Data entries
========================================
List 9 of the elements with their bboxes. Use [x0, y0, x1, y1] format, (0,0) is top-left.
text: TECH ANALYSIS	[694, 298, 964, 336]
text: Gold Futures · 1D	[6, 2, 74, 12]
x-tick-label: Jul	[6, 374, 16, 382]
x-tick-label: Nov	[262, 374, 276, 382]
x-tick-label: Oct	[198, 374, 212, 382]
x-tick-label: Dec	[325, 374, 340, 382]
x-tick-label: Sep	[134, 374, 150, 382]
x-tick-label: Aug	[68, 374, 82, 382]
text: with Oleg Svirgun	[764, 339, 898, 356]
========================================
### Your objective
Arrange the material above as a numbered list, omitting any blank lines.

### Written solution
1. List 9 of the elements with their bboxes. Use [x0, y0, x1, y1] format, (0,0) is top-left.
2. text: TECH ANALYSIS	[694, 298, 964, 336]
3. text: Gold Futures · 1D	[6, 2, 74, 12]
4. x-tick-label: Jul	[6, 374, 16, 382]
5. x-tick-label: Nov	[262, 374, 276, 382]
6. x-tick-label: Oct	[198, 374, 212, 382]
7. x-tick-label: Dec	[325, 374, 340, 382]
8. x-tick-label: Sep	[134, 374, 150, 382]
9. x-tick-label: Aug	[68, 374, 82, 382]
10. text: with Oleg Svirgun	[764, 339, 898, 356]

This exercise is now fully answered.